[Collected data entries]
** start **

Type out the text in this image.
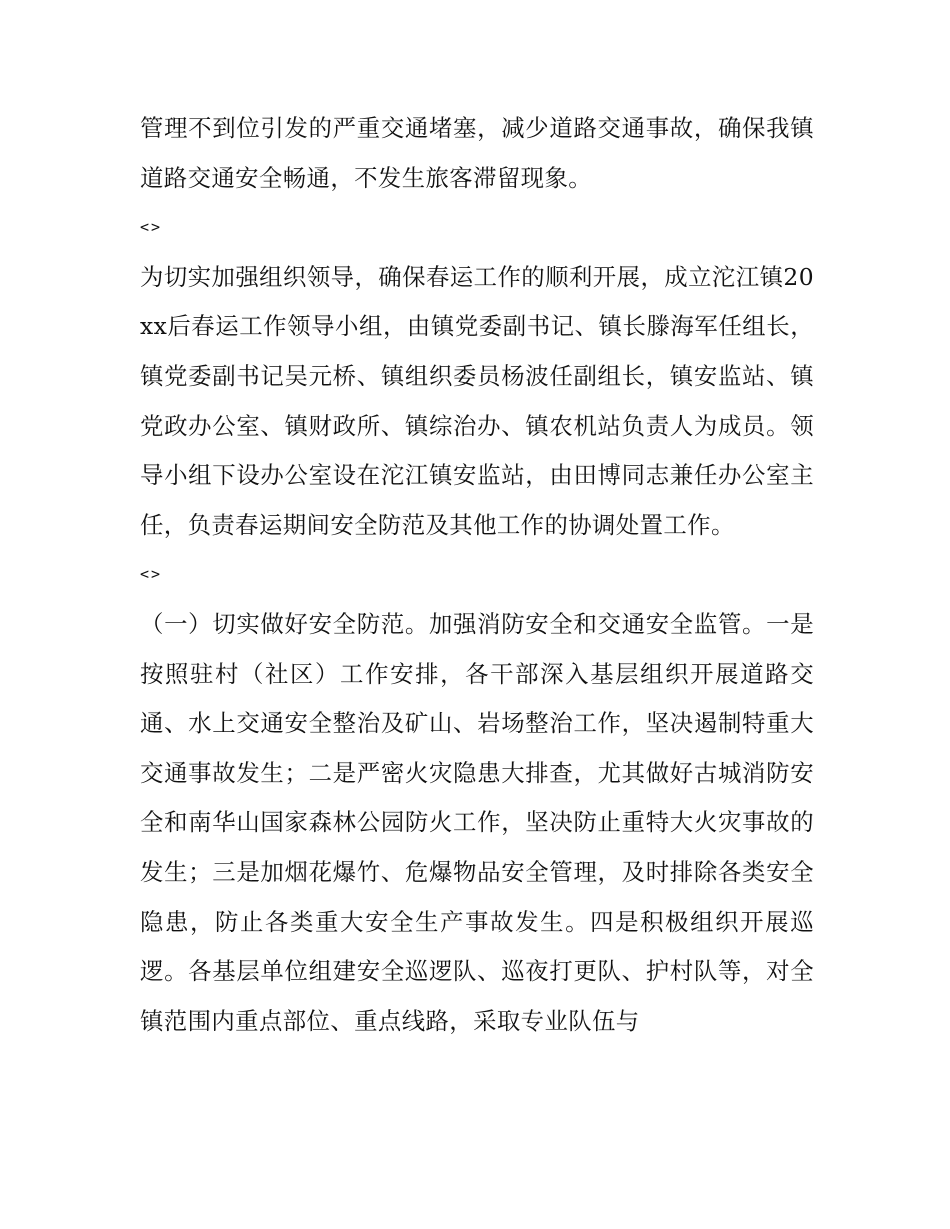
管理不到位引发的严重交通堵塞，减少道路交通事故，确保我镇道路交通安全畅通，不发生旅客滞留现象。

<>

为切实加强组织领导，确保春运工作的顺利开展，成立沱江镇20xx后春运工作领导小组，由镇党委副书记、镇长滕海军任组长，镇党委副书记吴元桥、镇组织委员杨波任副组长，镇安监站、镇党政办公室、镇财政所、镇综治办、镇农机站负责人为成员。领导小组下设办公室设在沱江镇安监站，由田博同志兼任办公室主任，负责春运期间安全防范及其他工作的协调处置工作。

<>

（一）切实做好安全防范。加强消防安全和交通安全监管。一是按照驻村（社区）工作安排，各干部深入基层组织开展道路交通、水上交通安全整治及矿山、岩场整治工作，坚决遏制特重大交通事故发生；二是严密火灾隐患大排查，尤其做好古城消防安全和南华山国家森林公园防火工作，坚决防止重特大火灾事故的发生；三是加烟花爆竹、危爆物品安全管理，及时排除各类安全隐患，防止各类重大安全生产事故发生。四是积极组织开展巡逻。各基层单位组建安全巡逻队、巡夜打更队、护村队等，对全镇范围内重点部位、重点线路，采取专业队伍与
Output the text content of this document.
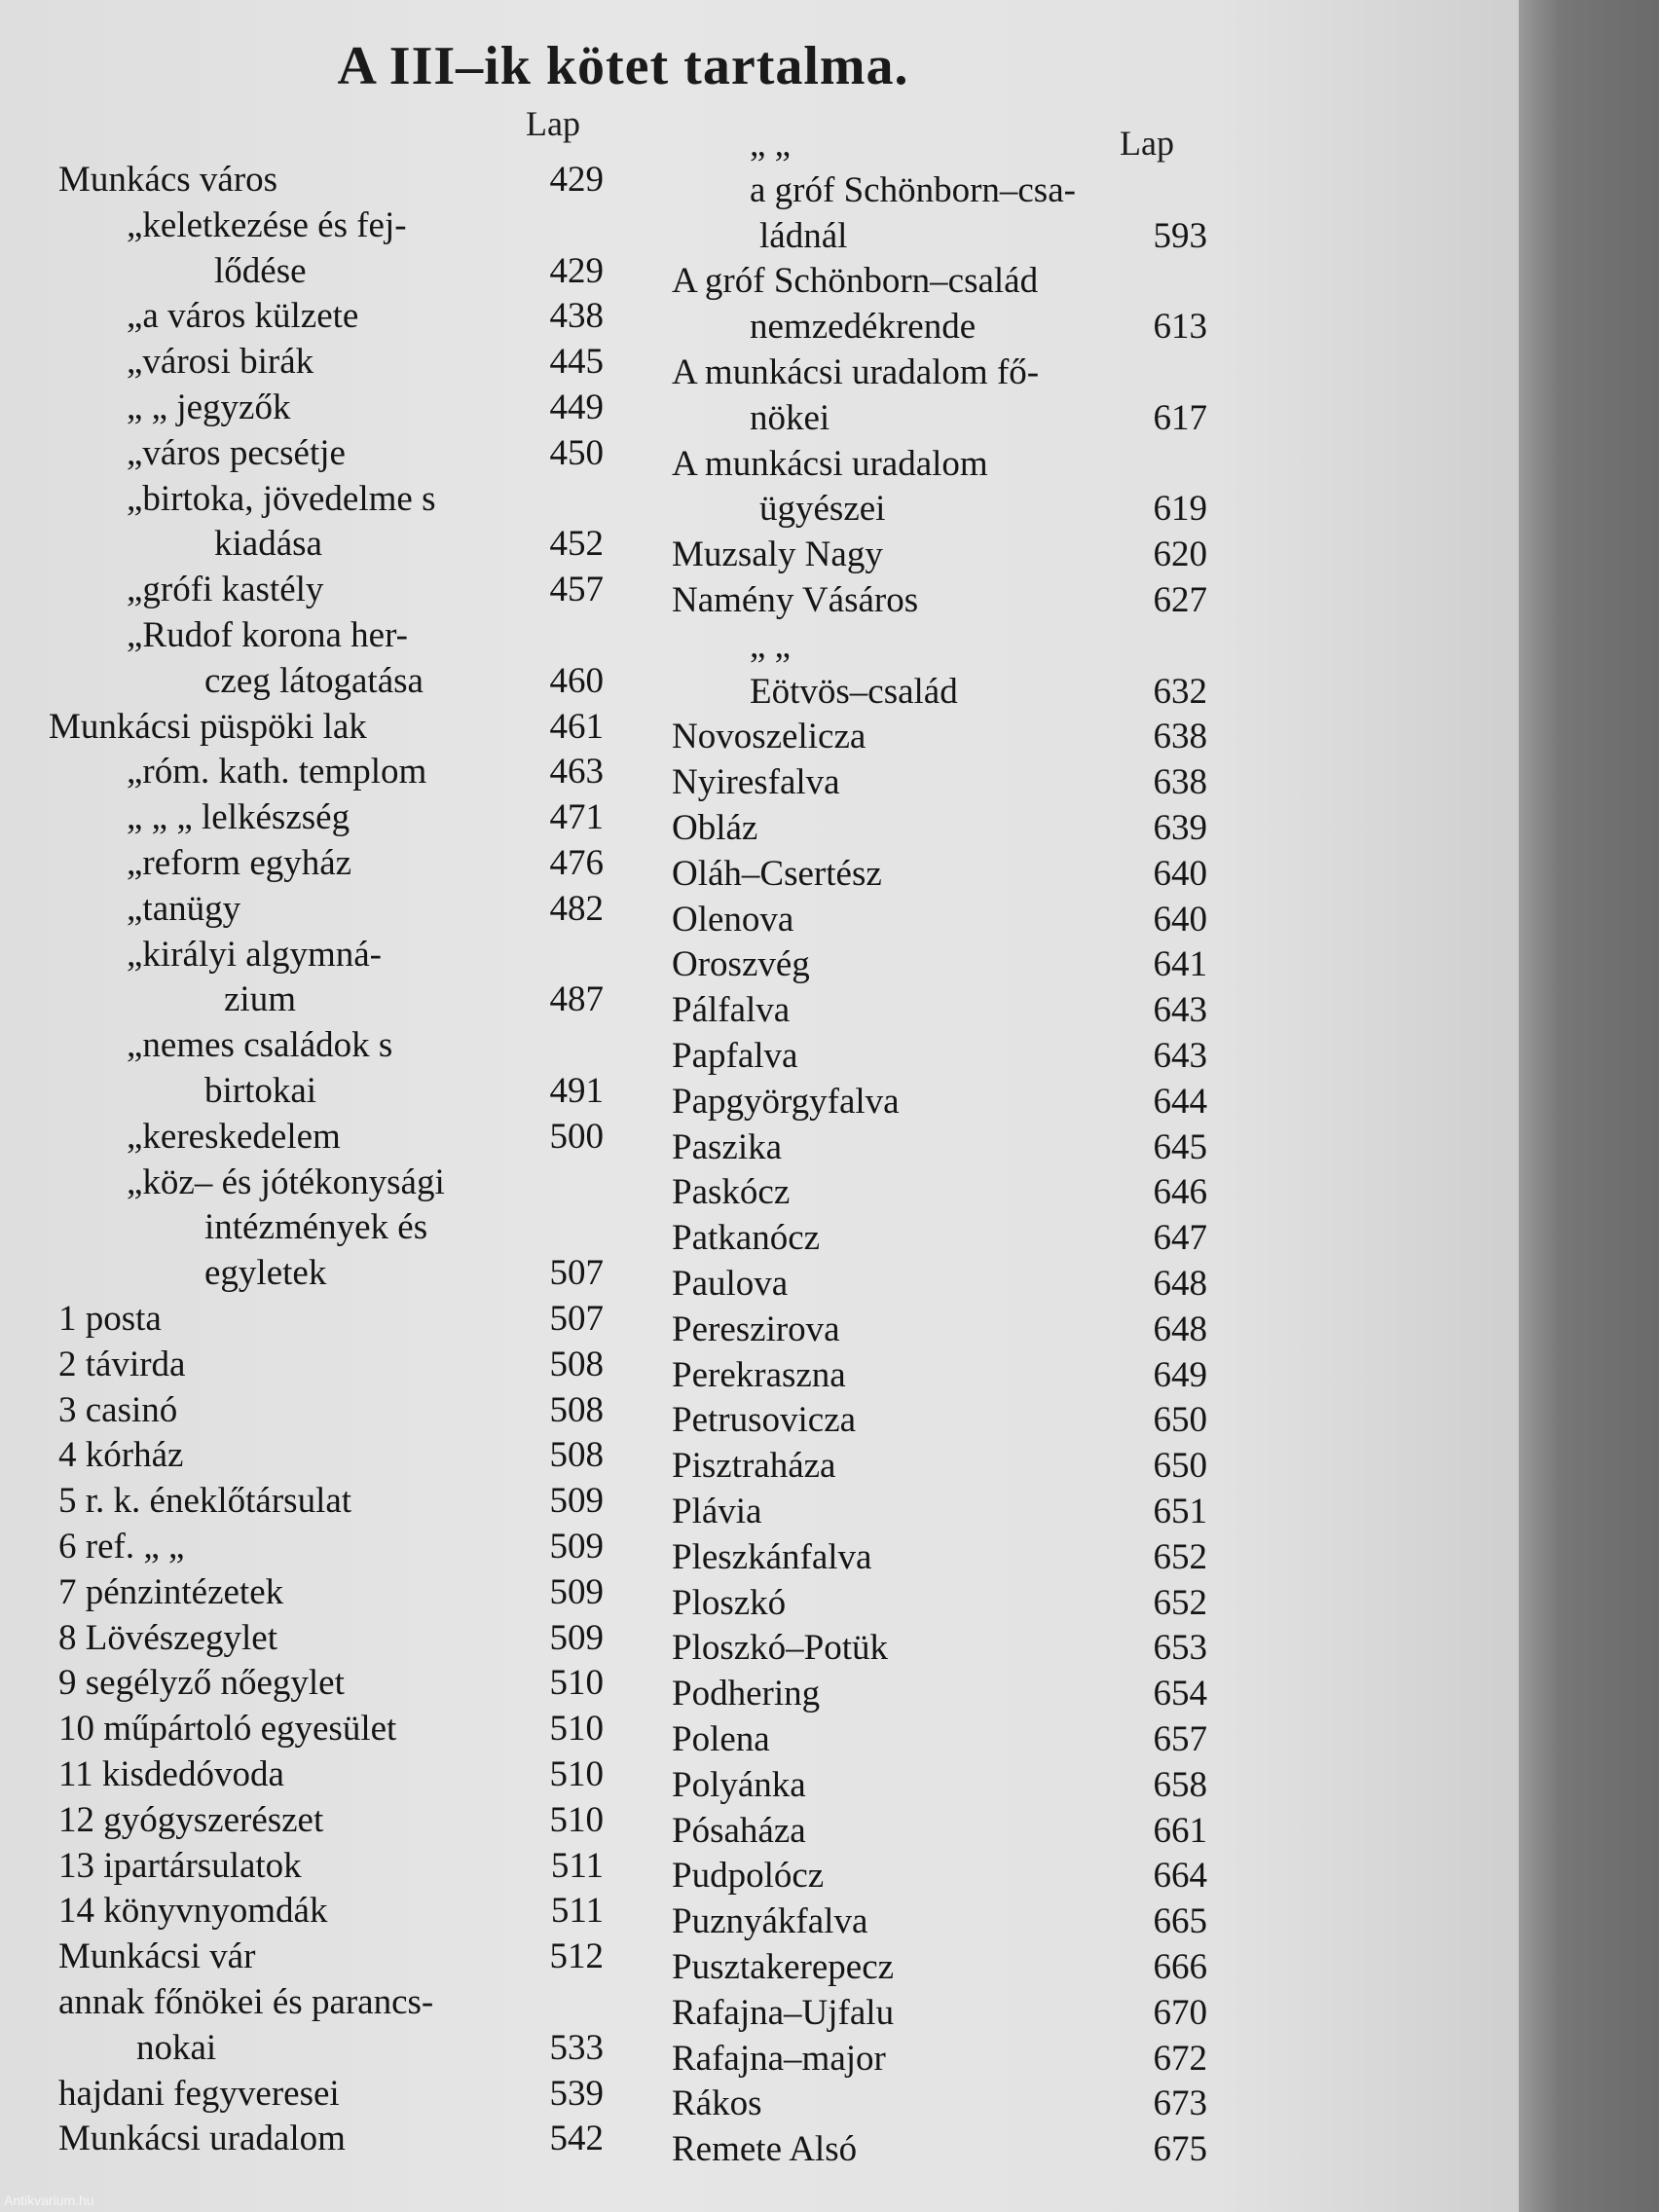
A III–ik kötet tartalma.
Lap
Munkács város	429
„keletkezése és fej-
lődése	429
„a város külzete	438
„városi birák	445
„ „ jegyzők	449
„város pecsétje	450
„birtoka, jövedelme s
kiadása	452
„grófi kastély	457
„Rudof korona her-
czeg látogatása	460
Munkácsi püspöki lak	461
„róm. kath. templom	463
„ „ „ lelkészség	471
„reform egyház	476
„tanügy	482
„királyi algymná-
zium	487
„nemes családok s
birtokai	491
„kereskedelem	500
„köz– és jótékonysági
intézmények és
egyletek	507
1 posta	507
2 távirda	508
3 casinó	508
4 kórház	508
5 r. k. éneklőtársulat	509
6 ref. „ „	509
7 pénzintézetek	509
8 Lövészegylet	509
9 segélyző nőegylet	510
10 műpártoló egyesület	510
11 kisdedóvoda	510
12 gyógyszerészet	510
13 ipartársulatok	511
14 könyvnyomdák	511
Munkácsi vár	512
annak főnökei és parancs-
nokai	533
hajdani fegyveresei	539
Munkácsi uradalom	542
Lap
„ „
a gróf Schönborn–csa-
ládnál	593
A gróf Schönborn–család
nemzedékrende	613
A munkácsi uradalom fő-
nökei	617
A munkácsi uradalom
ügyészei	619
Muzsaly Nagy	620
Namény Vásáros	627
„ „
Eötvös–család	632
Novoszelicza	638
Nyiresfalva	638
Obláz	639
Oláh–Csertész	640
Olenova	640
Oroszvég	641
Pálfalva	643
Papfalva	643
Papgyörgyfalva	644
Paszika	645
Paskócz	646
Patkanócz	647
Paulova	648
Pereszirova	648
Perekraszna	649
Petrusovicza	650
Pisztraháza	650
Plávia	651
Pleszkánfalva	652
Ploszkó	652
Ploszkó–Potük	653
Podhering	654
Polena	657
Polyánka	658
Pósaháza	661
Pudpolócz	664
Puznyákfalva	665
Pusztakerepecz	666
Rafajna–Ujfalu	670
Rafajna–major	672
Rákos	673
Remete Alsó	675
Antikvarium.hu
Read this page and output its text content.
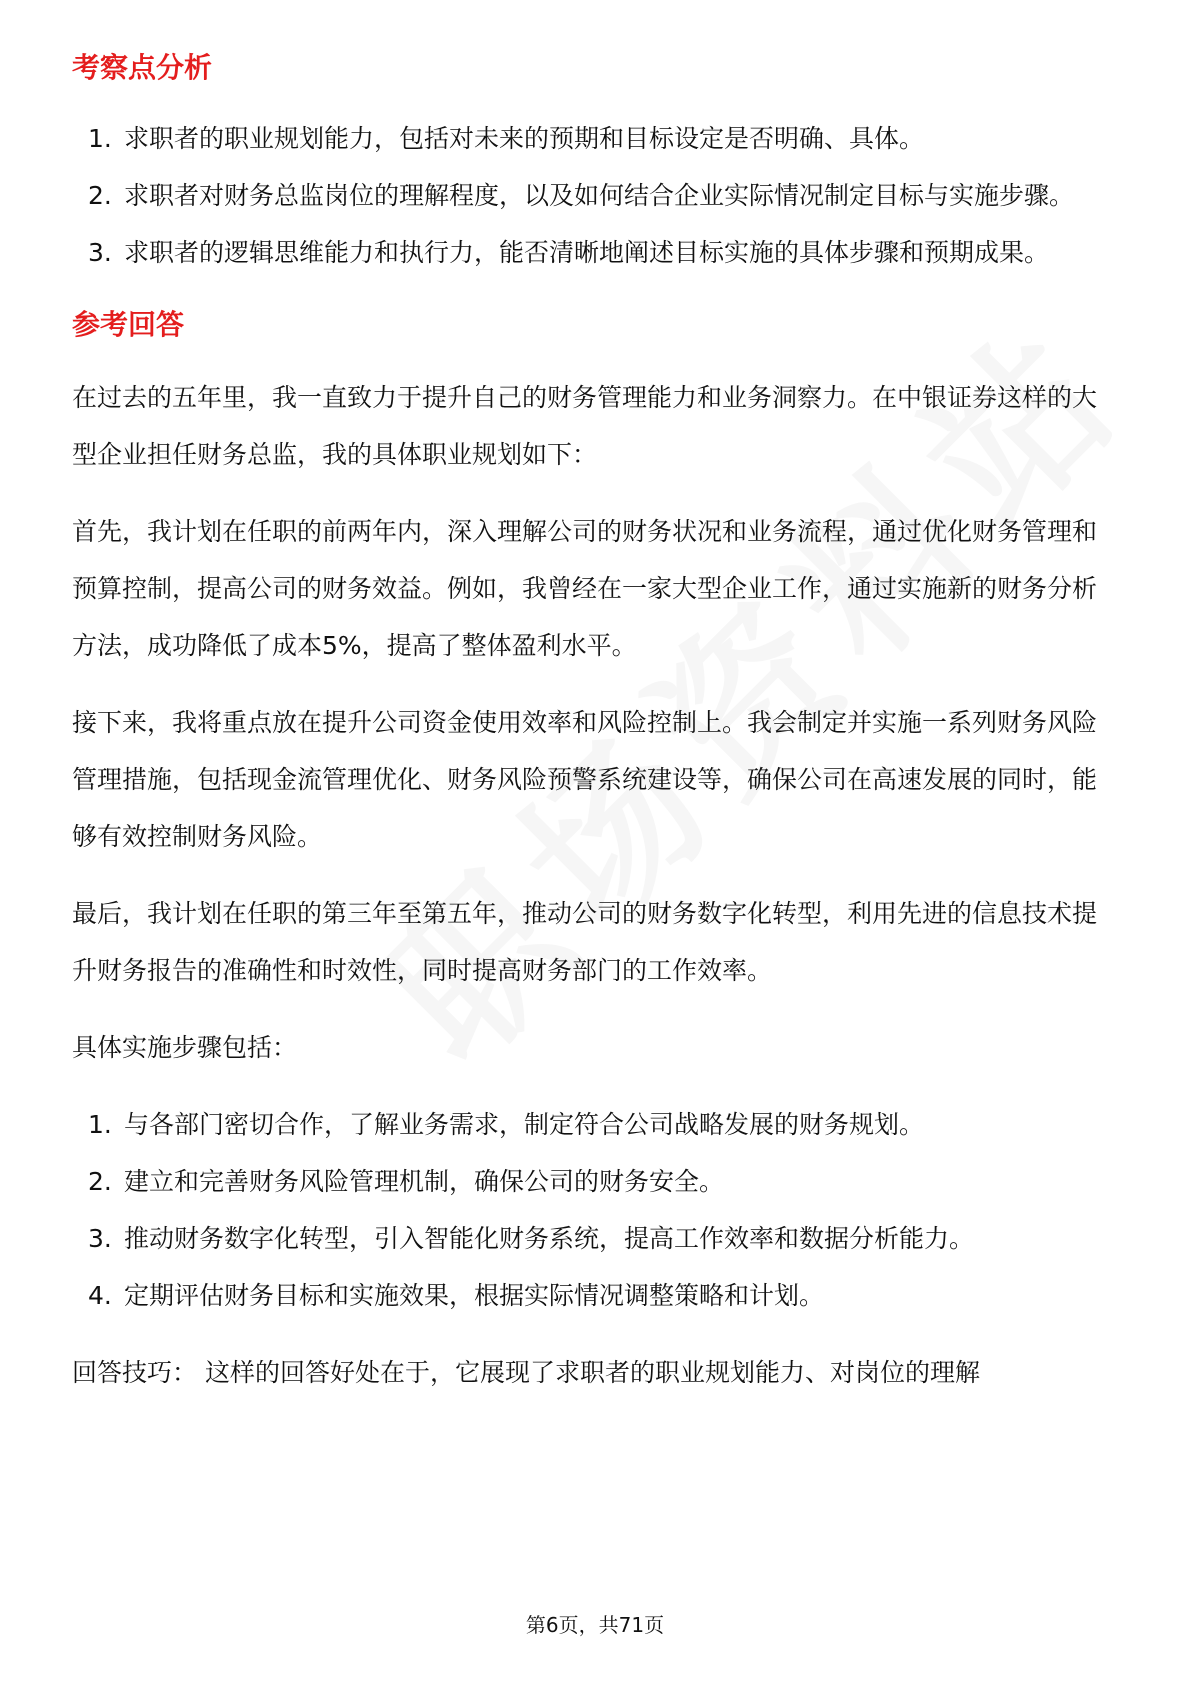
考察点分析
1. 求职者的职业规划能力，包括对未来的预期和目标设定是否明确、具体。
2. 求职者对财务总监岗位的理解程度，以及如何结合企业实际情况制定目标与实施步骤。
3. 求职者的逻辑思维能力和执行力，能否清晰地阐述目标实施的具体步骤和预期成果。
参考回答

在过去的五年里，我一直致力于提升自己的财务管理能力和业务洞察力。在中银证券这样的大型企业担任财务总监，我的具体职业规划如下：

首先，我计划在任职的前两年内，深入理解公司的财务状况和业务流程，通过优化财务管理和预算控制，提高公司的财务效益。例如，我曾经在一家大型企业工作，通过实施新的财务分析方法，成功降低了成本5%，提高了整体盈利水平。

接下来，我将重点放在提升公司资金使用效率和风险控制上。我会制定并实施一系列财务风险管理措施，包括现金流管理优化、财务风险预警系统建设等，确保公司在高速发展的同时，能够有效控制财务风险。

最后，我计划在任职的第三年至第五年，推动公司的财务数字化转型，利用先进的信息技术提升财务报告的准确性和时效性，同时提高财务部门的工作效率。

具体实施步骤包括：

1. 与各部门密切合作，了解业务需求，制定符合公司战略发展的财务规划。
2. 建立和完善财务风险管理机制，确保公司的财务安全。
3. 推动财务数字化转型，引入智能化财务系统，提高工作效率和数据分析能力。
4. 定期评估财务目标和实施效果，根据实际情况调整策略和计划。

回答技巧： 这样的回答好处在于，它展现了求职者的职业规划能力、对岗位的理解

第6页，共71页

** end **

**Task instructions**
Restate the data above word for word. Skip every picture.

**Expected answer**
Type out the text in this image.
管理不到位引发的严重交通堵塞，减少道路交通事故，确保我镇道路交通安全畅通，不发生旅客滞留现象。

<>

为切实加强组织领导，确保春运工作的顺利开展，成立沱江镇20xx后春运工作领导小组，由镇党委副书记、镇长滕海军任组长，镇党委副书记吴元桥、镇组织委员杨波任副组长，镇安监站、镇党政办公室、镇财政所、镇综治办、镇农机站负责人为成员。领导小组下设办公室设在沱江镇安监站，由田博同志兼任办公室主任，负责春运期间安全防范及其他工作的协调处置工作。

<>

（一）切实做好安全防范。加强消防安全和交通安全监管。一是按照驻村（社区）工作安排，各干部深入基层组织开展道路交通、水上交通安全整治及矿山、岩场整治工作，坚决遏制特重大交通事故发生；二是严密火灾隐患大排查，尤其做好古城消防安全和南华山国家森林公园防火工作，坚决防止重特大火灾事故的发生；三是加烟花爆竹、危爆物品安全管理，及时排除各类安全隐患，防止各类重大安全生产事故发生。四是积极组织开展巡逻。各基层单位组建安全巡逻队、巡夜打更队、护村队等，对全镇范围内重点部位、重点线路，采取专业队伍与
Output the text content of this document.
A III–ik kötet tartalma.
Lap
Munkács város	429
„keletkezése és fej-
lődése	429
„a város külzete	438
„városi birák	445
„ „ jegyzők	449
„város pecsétje	450
„birtoka, jövedelme s
kiadása	452
„grófi kastély	457
„Rudof korona her-
czeg látogatása	460
Munkácsi püspöki lak	461
„róm. kath. templom	463
„ „ „ lelkészség	471
„reform egyház	476
„tanügy	482
„királyi algymná-
zium	487
„nemes családok s
birtokai	491
„kereskedelem	500
„köz– és jótékonysági
intézmények és
egyletek	507
1 posta	507
2 távirda	508
3 casinó	508
4 kórház	508
5 r. k. éneklőtársulat	509
6 ref. „ „	509
7 pénzintézetek	509
8 Lövészegylet	509
9 segélyző nőegylet	510
10 műpártoló egyesület	510
11 kisdedóvoda	510
12 gyógyszerészet	510
13 ipartársulatok	511
14 könyvnyomdák	511
Munkácsi vár	512
annak főnökei és parancs-
nokai	533
hajdani fegyveresei	539
Munkácsi uradalom	542
Lap
„ „
a gróf Schönborn–csa-
ládnál	593
A gróf Schönborn–család
nemzedékrende	613
A munkácsi uradalom fő-
nökei	617
A munkácsi uradalom
ügyészei	619
Muzsaly Nagy	620
Namény Vásáros	627
„ „
Eötvös–család	632
Novoszelicza	638
Nyiresfalva	638
Obláz	639
Oláh–Csertész	640
Olenova	640
Oroszvég	641
Pálfalva	643
Papfalva	643
Papgyörgyfalva	644
Paszika	645
Paskócz	646
Patkanócz	647
Paulova	648
Pereszirova	648
Perekraszna	649
Petrusovicza	650
Pisztraháza	650
Plávia	651
Pleszkánfalva	652
Ploszkó	652
Ploszkó–Potük	653
Podhering	654
Polena	657
Polyánka	658
Pósaháza	661
Pudpolócz	664
Puznyákfalva	665
Pusztakerepecz	666
Rafajna–Ujfalu	670
Rafajna–major	672
Rákos	673
Remete Alsó	675
Antikvarium.hu
Read this page and output its text content.
考察点分析
1. 求职者的职业规划能力，包括对未来的预期和目标设定是否明确、具体。
2. 求职者对财务总监岗位的理解程度，以及如何结合企业实际情况制定目标与实施步骤。
3. 求职者的逻辑思维能力和执行力，能否清晰地阐述目标实施的具体步骤和预期成果。
参考回答

在过去的五年里，我一直致力于提升自己的财务管理能力和业务洞察力。在中银证券这样的大型企业担任财务总监，我的具体职业规划如下：

首先，我计划在任职的前两年内，深入理解公司的财务状况和业务流程，通过优化财务管理和预算控制，提高公司的财务效益。例如，我曾经在一家大型企业工作，通过实施新的财务分析方法，成功降低了成本5%，提高了整体盈利水平。

接下来，我将重点放在提升公司资金使用效率和风险控制上。我会制定并实施一系列财务风险管理措施，包括现金流管理优化、财务风险预警系统建设等，确保公司在高速发展的同时，能够有效控制财务风险。

最后，我计划在任职的第三年至第五年，推动公司的财务数字化转型，利用先进的信息技术提升财务报告的准确性和时效性，同时提高财务部门的工作效率。

具体实施步骤包括：

1. 与各部门密切合作，了解业务需求，制定符合公司战略发展的财务规划。
2. 建立和完善财务风险管理机制，确保公司的财务安全。
3. 推动财务数字化转型，引入智能化财务系统，提高工作效率和数据分析能力。
4. 定期评估财务目标和实施效果，根据实际情况调整策略和计划。

回答技巧： 这样的回答好处在于，它展现了求职者的职业规划能力、对岗位的理解

第6页，共71页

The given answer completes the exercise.